- _Document excerpt_
········
5 Health Checks Before Running A Marathon And When To See The Doctor

You may have trained well for the marathon, but before you enter the run, it is important to make sure your health is in perfect shape. Keeping in mind the tragic and sudden demise of a seasoned marathoner, who was also one of the leading gynaecologists in India, we recommend some very important health checks you should get done before running a marathon.

1. Blood Pressure Levels

blood pressure monitor

High blood pressure levels do not often come with warning signs, so it is even more important to do a check some weeks before the run. However, if left untreated, it can cause serious damage to your heart as well as blood vessels, and may even lead to stroke or heart attack.

2. Cholesterol Levels

cholesterol monitor

Some cholesterol is definitely good for your body, as it helps to build cell membranes and also protects the nerve cells of your brain. The cholesterol turns harmful when the excess levels interfere with the flow of blood to your heart and clog your arteries. Even if you have checked it earlier and found the levels satisfactory, do not take it for granted and do another check before the run.

3. Haemoglobin Count

haemoglobin count

If your haemoglobin count goes low, your body will get exhausted faster, making it difficult for you to work out and eventually run. Some common symptoms are increased levels of fatigue, pain in the muscles and joints as well as a constant lack of energy. While these may not bring in immediate health risks, if your iron levels are low, it could lead to heart problems.
········
[Document layout analysis data]
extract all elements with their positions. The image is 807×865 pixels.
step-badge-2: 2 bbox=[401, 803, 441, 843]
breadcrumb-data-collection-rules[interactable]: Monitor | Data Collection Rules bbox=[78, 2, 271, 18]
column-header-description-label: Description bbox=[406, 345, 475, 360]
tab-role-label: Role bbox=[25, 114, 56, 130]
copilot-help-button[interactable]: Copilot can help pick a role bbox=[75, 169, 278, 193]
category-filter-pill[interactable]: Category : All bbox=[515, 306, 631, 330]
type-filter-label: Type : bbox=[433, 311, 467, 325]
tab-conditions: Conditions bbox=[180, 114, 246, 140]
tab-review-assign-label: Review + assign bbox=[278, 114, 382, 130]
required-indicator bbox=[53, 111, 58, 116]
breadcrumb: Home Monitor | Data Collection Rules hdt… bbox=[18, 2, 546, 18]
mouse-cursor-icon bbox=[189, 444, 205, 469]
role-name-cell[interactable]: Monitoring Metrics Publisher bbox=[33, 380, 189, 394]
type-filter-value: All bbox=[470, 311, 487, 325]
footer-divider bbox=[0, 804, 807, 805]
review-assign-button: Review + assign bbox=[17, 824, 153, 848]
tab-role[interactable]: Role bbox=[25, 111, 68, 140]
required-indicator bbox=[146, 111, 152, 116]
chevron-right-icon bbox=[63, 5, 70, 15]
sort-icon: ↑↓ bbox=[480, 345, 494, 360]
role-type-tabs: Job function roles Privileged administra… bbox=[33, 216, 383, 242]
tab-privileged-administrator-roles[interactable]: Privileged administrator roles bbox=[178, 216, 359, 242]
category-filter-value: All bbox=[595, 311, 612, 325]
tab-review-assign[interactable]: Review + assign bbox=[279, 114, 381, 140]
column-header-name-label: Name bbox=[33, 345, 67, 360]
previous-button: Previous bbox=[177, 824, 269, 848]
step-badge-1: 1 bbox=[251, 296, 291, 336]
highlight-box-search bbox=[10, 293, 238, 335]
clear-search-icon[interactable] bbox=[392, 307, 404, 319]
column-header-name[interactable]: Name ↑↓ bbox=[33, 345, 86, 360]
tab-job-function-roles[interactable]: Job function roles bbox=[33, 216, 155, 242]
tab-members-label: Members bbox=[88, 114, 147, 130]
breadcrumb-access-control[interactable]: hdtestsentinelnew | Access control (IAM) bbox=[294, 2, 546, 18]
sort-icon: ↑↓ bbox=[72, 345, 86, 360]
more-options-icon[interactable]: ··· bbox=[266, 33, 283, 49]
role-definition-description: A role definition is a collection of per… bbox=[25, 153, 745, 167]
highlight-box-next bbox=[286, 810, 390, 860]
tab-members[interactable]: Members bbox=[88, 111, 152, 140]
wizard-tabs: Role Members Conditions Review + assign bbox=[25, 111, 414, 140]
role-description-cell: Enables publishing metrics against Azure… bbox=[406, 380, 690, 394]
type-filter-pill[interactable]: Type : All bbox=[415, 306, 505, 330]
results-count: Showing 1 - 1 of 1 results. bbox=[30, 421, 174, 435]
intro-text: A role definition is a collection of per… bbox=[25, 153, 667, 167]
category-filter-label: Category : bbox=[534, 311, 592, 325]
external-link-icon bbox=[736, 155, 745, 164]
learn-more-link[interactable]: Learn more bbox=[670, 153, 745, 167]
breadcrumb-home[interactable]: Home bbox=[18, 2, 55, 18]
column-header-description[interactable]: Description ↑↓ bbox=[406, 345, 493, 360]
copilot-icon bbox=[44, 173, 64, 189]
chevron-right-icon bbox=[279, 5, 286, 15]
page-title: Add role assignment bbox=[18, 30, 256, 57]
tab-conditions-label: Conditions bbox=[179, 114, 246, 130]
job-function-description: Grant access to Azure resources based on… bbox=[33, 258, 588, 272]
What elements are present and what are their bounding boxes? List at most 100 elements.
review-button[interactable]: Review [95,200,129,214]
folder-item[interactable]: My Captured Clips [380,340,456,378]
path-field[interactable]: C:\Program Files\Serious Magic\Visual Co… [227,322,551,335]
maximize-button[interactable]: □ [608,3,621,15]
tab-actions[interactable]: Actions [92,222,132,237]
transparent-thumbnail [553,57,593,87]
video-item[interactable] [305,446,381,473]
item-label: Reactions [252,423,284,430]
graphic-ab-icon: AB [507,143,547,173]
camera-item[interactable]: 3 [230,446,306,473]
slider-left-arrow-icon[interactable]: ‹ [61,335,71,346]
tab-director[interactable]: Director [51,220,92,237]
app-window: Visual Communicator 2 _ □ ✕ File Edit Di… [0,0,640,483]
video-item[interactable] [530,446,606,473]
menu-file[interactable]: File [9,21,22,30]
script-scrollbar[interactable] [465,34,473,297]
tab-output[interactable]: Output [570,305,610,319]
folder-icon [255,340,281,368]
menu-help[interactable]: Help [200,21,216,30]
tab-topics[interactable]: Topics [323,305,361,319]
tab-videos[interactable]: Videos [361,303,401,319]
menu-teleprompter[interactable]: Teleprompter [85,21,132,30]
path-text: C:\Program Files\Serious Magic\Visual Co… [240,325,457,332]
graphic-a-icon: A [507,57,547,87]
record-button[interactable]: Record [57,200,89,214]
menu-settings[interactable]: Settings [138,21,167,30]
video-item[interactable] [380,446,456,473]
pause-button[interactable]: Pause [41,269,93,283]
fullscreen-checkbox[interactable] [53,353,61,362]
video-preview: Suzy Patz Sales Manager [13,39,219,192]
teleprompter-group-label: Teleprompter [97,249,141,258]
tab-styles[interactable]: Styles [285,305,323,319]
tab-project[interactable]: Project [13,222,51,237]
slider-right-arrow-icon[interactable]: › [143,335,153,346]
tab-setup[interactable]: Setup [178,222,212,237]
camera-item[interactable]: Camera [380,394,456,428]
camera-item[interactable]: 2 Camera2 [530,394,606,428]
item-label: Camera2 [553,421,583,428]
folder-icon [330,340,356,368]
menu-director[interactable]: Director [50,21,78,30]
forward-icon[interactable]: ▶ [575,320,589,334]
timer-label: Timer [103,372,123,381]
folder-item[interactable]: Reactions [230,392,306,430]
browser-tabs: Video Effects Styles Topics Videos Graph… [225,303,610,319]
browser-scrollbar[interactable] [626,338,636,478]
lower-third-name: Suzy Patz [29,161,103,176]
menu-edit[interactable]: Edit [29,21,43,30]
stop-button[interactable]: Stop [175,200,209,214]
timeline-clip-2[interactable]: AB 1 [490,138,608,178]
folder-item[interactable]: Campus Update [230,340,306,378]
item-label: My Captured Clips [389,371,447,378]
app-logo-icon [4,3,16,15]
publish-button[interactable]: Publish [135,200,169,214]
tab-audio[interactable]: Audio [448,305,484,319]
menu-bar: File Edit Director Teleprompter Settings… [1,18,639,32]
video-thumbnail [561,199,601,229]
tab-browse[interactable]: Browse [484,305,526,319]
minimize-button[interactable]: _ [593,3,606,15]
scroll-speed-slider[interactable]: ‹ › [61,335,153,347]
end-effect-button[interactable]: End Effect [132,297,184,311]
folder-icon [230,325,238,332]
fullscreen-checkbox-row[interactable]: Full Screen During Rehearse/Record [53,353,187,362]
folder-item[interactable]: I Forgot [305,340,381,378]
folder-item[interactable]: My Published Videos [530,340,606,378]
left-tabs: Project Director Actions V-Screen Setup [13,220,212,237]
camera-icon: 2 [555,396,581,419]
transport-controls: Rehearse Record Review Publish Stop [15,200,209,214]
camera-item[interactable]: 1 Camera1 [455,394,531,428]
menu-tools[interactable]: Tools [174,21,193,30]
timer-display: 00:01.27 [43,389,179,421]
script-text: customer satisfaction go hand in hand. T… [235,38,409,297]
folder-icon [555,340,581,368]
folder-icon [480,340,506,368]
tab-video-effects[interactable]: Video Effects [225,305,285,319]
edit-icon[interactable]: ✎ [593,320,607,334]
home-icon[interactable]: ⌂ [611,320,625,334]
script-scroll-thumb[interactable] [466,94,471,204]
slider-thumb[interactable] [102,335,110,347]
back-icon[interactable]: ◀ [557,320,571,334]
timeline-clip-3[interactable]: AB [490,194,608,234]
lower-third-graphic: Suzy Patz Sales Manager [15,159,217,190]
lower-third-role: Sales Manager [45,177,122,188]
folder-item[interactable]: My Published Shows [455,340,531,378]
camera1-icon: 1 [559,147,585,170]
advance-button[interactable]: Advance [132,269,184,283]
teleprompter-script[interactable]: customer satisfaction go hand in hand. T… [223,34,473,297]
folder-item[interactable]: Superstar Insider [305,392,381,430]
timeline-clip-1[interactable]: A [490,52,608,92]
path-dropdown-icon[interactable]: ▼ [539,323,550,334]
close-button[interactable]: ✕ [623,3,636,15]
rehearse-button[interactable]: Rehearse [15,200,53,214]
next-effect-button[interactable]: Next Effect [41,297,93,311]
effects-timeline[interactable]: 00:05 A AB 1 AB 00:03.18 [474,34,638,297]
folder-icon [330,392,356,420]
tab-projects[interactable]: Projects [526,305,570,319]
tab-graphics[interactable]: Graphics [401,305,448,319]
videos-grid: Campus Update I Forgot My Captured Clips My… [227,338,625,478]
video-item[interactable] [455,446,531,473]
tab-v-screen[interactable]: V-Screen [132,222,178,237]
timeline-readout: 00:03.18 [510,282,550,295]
········
- _Exercises to complete_
1 – Decide whether each statement agrees with the marathon health-check article, and give yes or no for each along with the article's exact words that settle it. (a) High blood pressure usually comes with clear warning signs. (b) Some cholesterol helps protect the nerve cells of the brain. (c) Low iron levels could lead to heart problems.
2 – Write the next part of the marathon health-check article, picking up right after its last sentence.

- _Numbered responses_
1 –
(a) No: "High blood pressure levels do not often come with warning signs"
(b) Yes: "it helps to build cell membranes and also protects the nerve cells of your brain"
(c) Yes: "if your iron levels are low, it could lead to heart problems"

2 –
4. Thyroid Hormone


Your thyroid hormones help the flow of energy to your cells, and having a low functioning thyroid hormone could deplete your energy levels faster. As a result, your body will get tired faster and will become overworked soon. On the other hand, if your thyroid levels are high, it can increase your heart rate and also interfere with your cholesterol levels.

5. Cardiovascular Fitness

cardiovascular fitness

It is very important to get a proper cardiovascular fitness test done some time prior to your run. The test will assess your body’s ability to absorb oxygen and help supply blood to the muscles. It will also give an indication about the health of your heart, lungs as well as arteries.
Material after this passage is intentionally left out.